**Exercise**. Lines that contain the string "president" are to be copied; leave out all others.

* START *

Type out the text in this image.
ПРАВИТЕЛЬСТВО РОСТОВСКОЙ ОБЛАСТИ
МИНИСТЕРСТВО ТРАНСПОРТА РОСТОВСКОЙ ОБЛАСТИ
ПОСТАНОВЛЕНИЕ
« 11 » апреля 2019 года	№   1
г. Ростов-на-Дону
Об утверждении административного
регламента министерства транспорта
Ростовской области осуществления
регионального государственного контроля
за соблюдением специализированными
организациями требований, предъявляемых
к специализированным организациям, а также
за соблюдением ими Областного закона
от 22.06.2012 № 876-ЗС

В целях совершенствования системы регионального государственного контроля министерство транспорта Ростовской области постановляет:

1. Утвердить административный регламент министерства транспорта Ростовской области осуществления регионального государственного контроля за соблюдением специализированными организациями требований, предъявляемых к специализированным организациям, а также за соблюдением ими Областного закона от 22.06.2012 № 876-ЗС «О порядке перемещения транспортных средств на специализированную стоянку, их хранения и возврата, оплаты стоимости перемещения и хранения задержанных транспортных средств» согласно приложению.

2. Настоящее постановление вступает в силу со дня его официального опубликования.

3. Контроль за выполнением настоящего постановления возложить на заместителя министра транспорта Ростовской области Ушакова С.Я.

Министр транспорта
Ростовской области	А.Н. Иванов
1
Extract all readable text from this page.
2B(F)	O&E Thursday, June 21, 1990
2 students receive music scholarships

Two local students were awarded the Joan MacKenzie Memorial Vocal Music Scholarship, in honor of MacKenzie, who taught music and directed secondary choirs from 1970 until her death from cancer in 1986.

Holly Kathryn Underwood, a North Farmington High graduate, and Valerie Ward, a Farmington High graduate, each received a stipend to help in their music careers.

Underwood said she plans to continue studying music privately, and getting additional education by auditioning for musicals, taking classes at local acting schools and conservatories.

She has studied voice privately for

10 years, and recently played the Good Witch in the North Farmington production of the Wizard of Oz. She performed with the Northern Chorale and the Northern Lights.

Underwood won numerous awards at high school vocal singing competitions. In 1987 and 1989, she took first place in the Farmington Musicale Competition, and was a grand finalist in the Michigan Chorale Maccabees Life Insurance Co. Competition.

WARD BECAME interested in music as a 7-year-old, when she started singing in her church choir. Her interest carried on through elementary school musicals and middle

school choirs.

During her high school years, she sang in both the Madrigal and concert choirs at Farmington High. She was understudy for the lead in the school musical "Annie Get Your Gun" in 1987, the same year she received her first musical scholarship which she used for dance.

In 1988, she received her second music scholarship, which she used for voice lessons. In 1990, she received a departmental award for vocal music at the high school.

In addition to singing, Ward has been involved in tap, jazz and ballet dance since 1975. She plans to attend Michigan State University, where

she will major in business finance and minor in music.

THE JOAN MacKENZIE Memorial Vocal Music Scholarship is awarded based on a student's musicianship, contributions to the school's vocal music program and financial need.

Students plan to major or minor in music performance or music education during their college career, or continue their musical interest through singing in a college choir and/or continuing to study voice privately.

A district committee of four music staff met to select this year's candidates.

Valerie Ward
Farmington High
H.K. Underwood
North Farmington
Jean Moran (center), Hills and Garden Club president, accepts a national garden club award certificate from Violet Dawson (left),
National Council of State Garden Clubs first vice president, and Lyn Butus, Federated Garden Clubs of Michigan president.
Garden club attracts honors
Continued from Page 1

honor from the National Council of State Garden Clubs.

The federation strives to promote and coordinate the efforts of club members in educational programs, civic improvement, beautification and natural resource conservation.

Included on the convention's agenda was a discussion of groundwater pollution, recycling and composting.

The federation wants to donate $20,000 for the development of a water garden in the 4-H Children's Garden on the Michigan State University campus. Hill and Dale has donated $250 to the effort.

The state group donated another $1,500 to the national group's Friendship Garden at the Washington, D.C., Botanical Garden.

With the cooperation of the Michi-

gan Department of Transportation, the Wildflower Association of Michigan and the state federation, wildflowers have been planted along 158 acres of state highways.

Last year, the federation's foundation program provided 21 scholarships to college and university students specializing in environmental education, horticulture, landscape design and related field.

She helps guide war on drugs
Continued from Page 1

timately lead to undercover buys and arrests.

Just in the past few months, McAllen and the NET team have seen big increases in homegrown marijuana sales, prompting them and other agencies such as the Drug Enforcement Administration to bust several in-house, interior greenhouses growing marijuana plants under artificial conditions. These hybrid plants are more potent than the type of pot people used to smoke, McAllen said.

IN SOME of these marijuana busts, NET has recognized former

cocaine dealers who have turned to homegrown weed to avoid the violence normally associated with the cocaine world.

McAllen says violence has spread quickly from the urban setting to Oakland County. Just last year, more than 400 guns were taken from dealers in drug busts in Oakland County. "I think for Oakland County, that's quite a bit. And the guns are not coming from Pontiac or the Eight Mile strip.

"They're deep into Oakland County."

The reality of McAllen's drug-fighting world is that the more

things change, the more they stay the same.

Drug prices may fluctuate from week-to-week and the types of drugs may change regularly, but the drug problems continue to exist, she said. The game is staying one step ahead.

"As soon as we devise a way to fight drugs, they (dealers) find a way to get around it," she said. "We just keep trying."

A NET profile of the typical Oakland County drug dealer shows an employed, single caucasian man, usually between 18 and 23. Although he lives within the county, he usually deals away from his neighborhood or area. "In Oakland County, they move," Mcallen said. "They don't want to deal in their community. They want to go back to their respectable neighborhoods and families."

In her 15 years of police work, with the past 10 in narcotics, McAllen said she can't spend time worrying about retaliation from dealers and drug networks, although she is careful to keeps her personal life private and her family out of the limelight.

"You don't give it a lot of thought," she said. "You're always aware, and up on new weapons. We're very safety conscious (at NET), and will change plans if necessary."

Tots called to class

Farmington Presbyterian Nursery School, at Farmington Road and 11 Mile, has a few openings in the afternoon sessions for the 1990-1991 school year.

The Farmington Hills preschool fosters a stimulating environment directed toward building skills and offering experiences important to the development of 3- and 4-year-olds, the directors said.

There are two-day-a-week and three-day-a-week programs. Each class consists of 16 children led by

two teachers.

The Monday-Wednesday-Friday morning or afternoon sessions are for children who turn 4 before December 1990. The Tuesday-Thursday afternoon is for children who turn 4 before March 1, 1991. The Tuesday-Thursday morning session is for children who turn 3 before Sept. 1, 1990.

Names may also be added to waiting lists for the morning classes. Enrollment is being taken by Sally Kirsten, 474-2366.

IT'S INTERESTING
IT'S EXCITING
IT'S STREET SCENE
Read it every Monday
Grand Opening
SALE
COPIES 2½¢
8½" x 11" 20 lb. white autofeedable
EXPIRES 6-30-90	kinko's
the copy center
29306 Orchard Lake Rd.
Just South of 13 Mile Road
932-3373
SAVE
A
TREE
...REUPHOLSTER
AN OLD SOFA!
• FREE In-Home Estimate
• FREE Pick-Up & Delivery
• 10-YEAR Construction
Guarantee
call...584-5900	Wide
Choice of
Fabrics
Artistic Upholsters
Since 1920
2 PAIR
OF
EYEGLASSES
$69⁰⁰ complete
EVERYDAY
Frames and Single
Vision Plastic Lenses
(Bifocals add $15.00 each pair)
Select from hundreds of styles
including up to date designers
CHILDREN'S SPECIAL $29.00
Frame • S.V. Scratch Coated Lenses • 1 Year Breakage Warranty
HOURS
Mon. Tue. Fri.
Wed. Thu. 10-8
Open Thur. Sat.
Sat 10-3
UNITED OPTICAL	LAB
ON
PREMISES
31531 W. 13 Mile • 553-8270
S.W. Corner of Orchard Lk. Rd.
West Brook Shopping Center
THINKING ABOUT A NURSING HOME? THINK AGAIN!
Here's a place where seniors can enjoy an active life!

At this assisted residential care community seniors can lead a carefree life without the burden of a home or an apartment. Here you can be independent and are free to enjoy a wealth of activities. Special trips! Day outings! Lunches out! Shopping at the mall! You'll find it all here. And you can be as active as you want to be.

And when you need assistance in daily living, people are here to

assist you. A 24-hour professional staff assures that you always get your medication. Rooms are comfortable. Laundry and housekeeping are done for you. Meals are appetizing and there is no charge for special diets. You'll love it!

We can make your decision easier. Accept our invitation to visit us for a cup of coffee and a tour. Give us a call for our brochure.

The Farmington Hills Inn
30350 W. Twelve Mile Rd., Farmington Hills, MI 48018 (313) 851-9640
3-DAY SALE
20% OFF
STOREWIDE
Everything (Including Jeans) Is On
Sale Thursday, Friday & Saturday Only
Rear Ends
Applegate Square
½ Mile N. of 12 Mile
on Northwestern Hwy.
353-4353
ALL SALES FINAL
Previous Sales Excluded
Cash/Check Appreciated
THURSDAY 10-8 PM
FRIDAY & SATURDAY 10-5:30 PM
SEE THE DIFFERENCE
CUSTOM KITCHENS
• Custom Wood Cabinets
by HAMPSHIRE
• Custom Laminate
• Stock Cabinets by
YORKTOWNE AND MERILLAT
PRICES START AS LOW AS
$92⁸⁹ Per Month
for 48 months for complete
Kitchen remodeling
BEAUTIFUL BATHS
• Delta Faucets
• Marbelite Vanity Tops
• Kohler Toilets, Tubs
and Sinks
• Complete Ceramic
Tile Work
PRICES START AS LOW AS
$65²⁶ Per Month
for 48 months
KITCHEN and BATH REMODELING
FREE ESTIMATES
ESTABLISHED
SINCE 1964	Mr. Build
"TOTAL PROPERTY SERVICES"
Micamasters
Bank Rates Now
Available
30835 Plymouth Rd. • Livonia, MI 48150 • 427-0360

* END *

**Solution to this problem**.
Jean Moran (center), Hills and Garden Club president, accepts a national garden club award certificate from Violet Dawson (left),
National Council of State Garden Clubs first vice president, and Lyn Butus, Federated Garden Clubs of Michigan president.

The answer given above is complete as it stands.